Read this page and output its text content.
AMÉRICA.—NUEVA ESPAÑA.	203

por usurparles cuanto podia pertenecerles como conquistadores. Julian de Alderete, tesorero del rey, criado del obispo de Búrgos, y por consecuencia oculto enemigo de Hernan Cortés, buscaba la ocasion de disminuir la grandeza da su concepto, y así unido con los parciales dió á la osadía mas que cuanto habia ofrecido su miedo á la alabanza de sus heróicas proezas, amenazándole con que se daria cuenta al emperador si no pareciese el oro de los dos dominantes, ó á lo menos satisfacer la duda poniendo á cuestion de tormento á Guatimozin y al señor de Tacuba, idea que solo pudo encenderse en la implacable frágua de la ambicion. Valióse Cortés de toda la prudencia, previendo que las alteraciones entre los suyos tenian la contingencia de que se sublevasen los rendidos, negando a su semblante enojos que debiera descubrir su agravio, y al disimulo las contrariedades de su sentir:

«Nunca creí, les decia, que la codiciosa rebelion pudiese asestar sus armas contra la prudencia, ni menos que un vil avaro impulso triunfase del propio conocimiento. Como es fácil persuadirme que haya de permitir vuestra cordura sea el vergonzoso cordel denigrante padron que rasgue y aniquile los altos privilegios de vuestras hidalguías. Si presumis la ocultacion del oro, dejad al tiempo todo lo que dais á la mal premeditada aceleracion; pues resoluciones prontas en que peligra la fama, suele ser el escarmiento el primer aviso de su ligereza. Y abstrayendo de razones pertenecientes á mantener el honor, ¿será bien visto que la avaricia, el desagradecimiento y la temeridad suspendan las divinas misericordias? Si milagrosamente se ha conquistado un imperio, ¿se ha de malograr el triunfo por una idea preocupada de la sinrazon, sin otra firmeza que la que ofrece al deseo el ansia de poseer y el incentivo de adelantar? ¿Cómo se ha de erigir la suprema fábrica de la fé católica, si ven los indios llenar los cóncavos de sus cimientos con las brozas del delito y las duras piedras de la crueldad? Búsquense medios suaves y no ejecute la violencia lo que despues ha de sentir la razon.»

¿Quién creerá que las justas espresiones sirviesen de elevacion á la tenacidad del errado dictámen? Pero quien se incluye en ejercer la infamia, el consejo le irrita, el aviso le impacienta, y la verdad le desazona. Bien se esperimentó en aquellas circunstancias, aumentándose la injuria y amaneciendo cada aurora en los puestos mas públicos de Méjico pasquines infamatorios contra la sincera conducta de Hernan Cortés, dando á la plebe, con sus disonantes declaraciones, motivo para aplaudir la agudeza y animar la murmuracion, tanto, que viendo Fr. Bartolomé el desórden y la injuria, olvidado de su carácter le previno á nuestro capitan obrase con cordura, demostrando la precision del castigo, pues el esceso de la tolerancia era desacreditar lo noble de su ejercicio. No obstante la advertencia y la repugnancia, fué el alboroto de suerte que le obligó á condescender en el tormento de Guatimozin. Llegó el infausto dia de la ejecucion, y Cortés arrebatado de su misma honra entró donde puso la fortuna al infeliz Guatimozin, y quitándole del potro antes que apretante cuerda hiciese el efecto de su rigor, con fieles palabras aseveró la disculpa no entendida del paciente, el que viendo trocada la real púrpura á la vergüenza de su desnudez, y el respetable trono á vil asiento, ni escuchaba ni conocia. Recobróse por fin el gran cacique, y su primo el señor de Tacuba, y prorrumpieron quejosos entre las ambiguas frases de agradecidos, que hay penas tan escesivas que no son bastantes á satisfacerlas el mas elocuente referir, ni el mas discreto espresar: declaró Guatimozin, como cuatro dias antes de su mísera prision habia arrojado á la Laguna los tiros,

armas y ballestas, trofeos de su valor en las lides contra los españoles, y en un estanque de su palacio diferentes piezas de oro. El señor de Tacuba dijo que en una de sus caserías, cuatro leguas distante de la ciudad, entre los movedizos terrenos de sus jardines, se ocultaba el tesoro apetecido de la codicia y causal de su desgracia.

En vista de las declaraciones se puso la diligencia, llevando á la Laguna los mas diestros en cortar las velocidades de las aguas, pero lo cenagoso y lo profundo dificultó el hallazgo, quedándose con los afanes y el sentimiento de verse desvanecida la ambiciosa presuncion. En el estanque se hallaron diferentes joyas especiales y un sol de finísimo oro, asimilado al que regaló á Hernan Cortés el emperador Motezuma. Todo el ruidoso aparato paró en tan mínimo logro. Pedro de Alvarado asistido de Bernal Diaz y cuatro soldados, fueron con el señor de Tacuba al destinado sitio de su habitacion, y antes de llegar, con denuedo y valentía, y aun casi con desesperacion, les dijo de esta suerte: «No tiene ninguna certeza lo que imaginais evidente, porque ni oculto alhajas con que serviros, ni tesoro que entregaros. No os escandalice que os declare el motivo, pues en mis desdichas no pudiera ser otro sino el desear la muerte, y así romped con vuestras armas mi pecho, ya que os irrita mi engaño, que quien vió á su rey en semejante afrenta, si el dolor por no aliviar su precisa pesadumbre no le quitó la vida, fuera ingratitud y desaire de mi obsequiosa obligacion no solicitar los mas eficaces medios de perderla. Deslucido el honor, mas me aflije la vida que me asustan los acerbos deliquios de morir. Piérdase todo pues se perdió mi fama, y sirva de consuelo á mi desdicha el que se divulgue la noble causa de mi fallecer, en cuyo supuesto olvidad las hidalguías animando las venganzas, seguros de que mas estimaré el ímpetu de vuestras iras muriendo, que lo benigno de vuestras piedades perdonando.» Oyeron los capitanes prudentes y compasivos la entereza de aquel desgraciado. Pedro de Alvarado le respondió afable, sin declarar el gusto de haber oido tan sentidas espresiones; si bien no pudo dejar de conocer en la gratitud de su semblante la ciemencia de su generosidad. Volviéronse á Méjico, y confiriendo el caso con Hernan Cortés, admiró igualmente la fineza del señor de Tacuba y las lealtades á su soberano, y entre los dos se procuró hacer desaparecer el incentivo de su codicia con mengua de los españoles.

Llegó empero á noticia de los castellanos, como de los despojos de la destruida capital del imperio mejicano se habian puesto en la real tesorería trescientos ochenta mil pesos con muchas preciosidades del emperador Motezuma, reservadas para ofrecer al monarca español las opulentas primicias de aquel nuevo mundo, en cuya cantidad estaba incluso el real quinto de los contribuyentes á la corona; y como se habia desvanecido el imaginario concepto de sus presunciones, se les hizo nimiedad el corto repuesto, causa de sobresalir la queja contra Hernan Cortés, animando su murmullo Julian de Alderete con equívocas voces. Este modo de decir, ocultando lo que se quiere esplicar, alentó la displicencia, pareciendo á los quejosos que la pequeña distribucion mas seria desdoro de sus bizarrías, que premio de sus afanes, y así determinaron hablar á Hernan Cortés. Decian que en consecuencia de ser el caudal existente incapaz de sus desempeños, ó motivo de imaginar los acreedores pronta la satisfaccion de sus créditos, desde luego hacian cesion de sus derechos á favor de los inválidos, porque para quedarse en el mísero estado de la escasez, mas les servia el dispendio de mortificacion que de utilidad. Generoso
____
### Exercise prompt
Output the complete data exactly as written.

### Response
Read this page and output its text content.
AMÉRICA.—NUEVA ESPAÑA.	203

por usurparles cuanto podia pertenecerles como conquistadores. Julian de Alderete, tesorero del rey, criado del obispo de Búrgos, y por consecuencia oculto enemigo de Hernan Cortés, buscaba la ocasion de disminuir la grandeza da su concepto, y así unido con los parciales dió á la osadía mas que cuanto habia ofrecido su miedo á la alabanza de sus heróicas proezas, amenazándole con que se daria cuenta al emperador si no pareciese el oro de los dos dominantes, ó á lo menos satisfacer la duda poniendo á cuestion de tormento á Guatimozin y al señor de Tacuba, idea que solo pudo encenderse en la implacable frágua de la ambicion. Valióse Cortés de toda la prudencia, previendo que las alteraciones entre los suyos tenian la contingencia de que se sublevasen los rendidos, negando a su semblante enojos que debiera descubrir su agravio, y al disimulo las contrariedades de su sentir:

«Nunca creí, les decia, que la codiciosa rebelion pudiese asestar sus armas contra la prudencia, ni menos que un vil avaro impulso triunfase del propio conocimiento. Como es fácil persuadirme que haya de permitir vuestra cordura sea el vergonzoso cordel denigrante padron que rasgue y aniquile los altos privilegios de vuestras hidalguías. Si presumis la ocultacion del oro, dejad al tiempo todo lo que dais á la mal premeditada aceleracion; pues resoluciones prontas en que peligra la fama, suele ser el escarmiento el primer aviso de su ligereza. Y abstrayendo de razones pertenecientes á mantener el honor, ¿será bien visto que la avaricia, el desagradecimiento y la temeridad suspendan las divinas misericordias? Si milagrosamente se ha conquistado un imperio, ¿se ha de malograr el triunfo por una idea preocupada de la sinrazon, sin otra firmeza que la que ofrece al deseo el ansia de poseer y el incentivo de adelantar? ¿Cómo se ha de erigir la suprema fábrica de la fé católica, si ven los indios llenar los cóncavos de sus cimientos con las brozas del delito y las duras piedras de la crueldad? Búsquense medios suaves y no ejecute la violencia lo que despues ha de sentir la razon.»

¿Quién creerá que las justas espresiones sirviesen de elevacion á la tenacidad del errado dictámen? Pero quien se incluye en ejercer la infamia, el consejo le irrita, el aviso le impacienta, y la verdad le desazona. Bien se esperimentó en aquellas circunstancias, aumentándose la injuria y amaneciendo cada aurora en los puestos mas públicos de Méjico pasquines infamatorios contra la sincera conducta de Hernan Cortés, dando á la plebe, con sus disonantes declaraciones, motivo para aplaudir la agudeza y animar la murmuracion, tanto, que viendo Fr. Bartolomé el desórden y la injuria, olvidado de su carácter le previno á nuestro capitan obrase con cordura, demostrando la precision del castigo, pues el esceso de la tolerancia era desacreditar lo noble de su ejercicio. No obstante la advertencia y la repugnancia, fué el alboroto de suerte que le obligó á condescender en el tormento de Guatimozin. Llegó el infausto dia de la ejecucion, y Cortés arrebatado de su misma honra entró donde puso la fortuna al infeliz Guatimozin, y quitándole del potro antes que apretante cuerda hiciese el efecto de su rigor, con fieles palabras aseveró la disculpa no entendida del paciente, el que viendo trocada la real púrpura á la vergüenza de su desnudez, y el respetable trono á vil asiento, ni escuchaba ni conocia. Recobróse por fin el gran cacique, y su primo el señor de Tacuba, y prorrumpieron quejosos entre las ambiguas frases de agradecidos, que hay penas tan escesivas que no son bastantes á satisfacerlas el mas elocuente referir, ni el mas discreto espresar: declaró Guatimozin, como cuatro dias antes de su mísera prision habia arrojado á la Laguna los tiros,

armas y ballestas, trofeos de su valor en las lides contra los españoles, y en un estanque de su palacio diferentes piezas de oro. El señor de Tacuba dijo que en una de sus caserías, cuatro leguas distante de la ciudad, entre los movedizos terrenos de sus jardines, se ocultaba el tesoro apetecido de la codicia y causal de su desgracia.

En vista de las declaraciones se puso la diligencia, llevando á la Laguna los mas diestros en cortar las velocidades de las aguas, pero lo cenagoso y lo profundo dificultó el hallazgo, quedándose con los afanes y el sentimiento de verse desvanecida la ambiciosa presuncion. En el estanque se hallaron diferentes joyas especiales y un sol de finísimo oro, asimilado al que regaló á Hernan Cortés el emperador Motezuma. Todo el ruidoso aparato paró en tan mínimo logro. Pedro de Alvarado asistido de Bernal Diaz y cuatro soldados, fueron con el señor de Tacuba al destinado sitio de su habitacion, y antes de llegar, con denuedo y valentía, y aun casi con desesperacion, les dijo de esta suerte: «No tiene ninguna certeza lo que imaginais evidente, porque ni oculto alhajas con que serviros, ni tesoro que entregaros. No os escandalice que os declare el motivo, pues en mis desdichas no pudiera ser otro sino el desear la muerte, y así romped con vuestras armas mi pecho, ya que os irrita mi engaño, que quien vió á su rey en semejante afrenta, si el dolor por no aliviar su precisa pesadumbre no le quitó la vida, fuera ingratitud y desaire de mi obsequiosa obligacion no solicitar los mas eficaces medios de perderla. Deslucido el honor, mas me aflije la vida que me asustan los acerbos deliquios de morir. Piérdase todo pues se perdió mi fama, y sirva de consuelo á mi desdicha el que se divulgue la noble causa de mi fallecer, en cuyo supuesto olvidad las hidalguías animando las venganzas, seguros de que mas estimaré el ímpetu de vuestras iras muriendo, que lo benigno de vuestras piedades perdonando.» Oyeron los capitanes prudentes y compasivos la entereza de aquel desgraciado. Pedro de Alvarado le respondió afable, sin declarar el gusto de haber oido tan sentidas espresiones; si bien no pudo dejar de conocer en la gratitud de su semblante la ciemencia de su generosidad. Volviéronse á Méjico, y confiriendo el caso con Hernan Cortés, admiró igualmente la fineza del señor de Tacuba y las lealtades á su soberano, y entre los dos se procuró hacer desaparecer el incentivo de su codicia con mengua de los españoles.

Llegó empero á noticia de los castellanos, como de los despojos de la destruida capital del imperio mejicano se habian puesto en la real tesorería trescientos ochenta mil pesos con muchas preciosidades del emperador Motezuma, reservadas para ofrecer al monarca español las opulentas primicias de aquel nuevo mundo, en cuya cantidad estaba incluso el real quinto de los contribuyentes á la corona; y como se habia desvanecido el imaginario concepto de sus presunciones, se les hizo nimiedad el corto repuesto, causa de sobresalir la queja contra Hernan Cortés, animando su murmullo Julian de Alderete con equívocas voces. Este modo de decir, ocultando lo que se quiere esplicar, alentó la displicencia, pareciendo á los quejosos que la pequeña distribucion mas seria desdoro de sus bizarrías, que premio de sus afanes, y así determinaron hablar á Hernan Cortés. Decian que en consecuencia de ser el caudal existente incapaz de sus desempeños, ó motivo de imaginar los acreedores pronta la satisfaccion de sus créditos, desde luego hacian cesion de sus derechos á favor de los inválidos, porque para quedarse en el mísero estado de la escasez, mas les servia el dispendio de mortificacion que de utilidad. Generoso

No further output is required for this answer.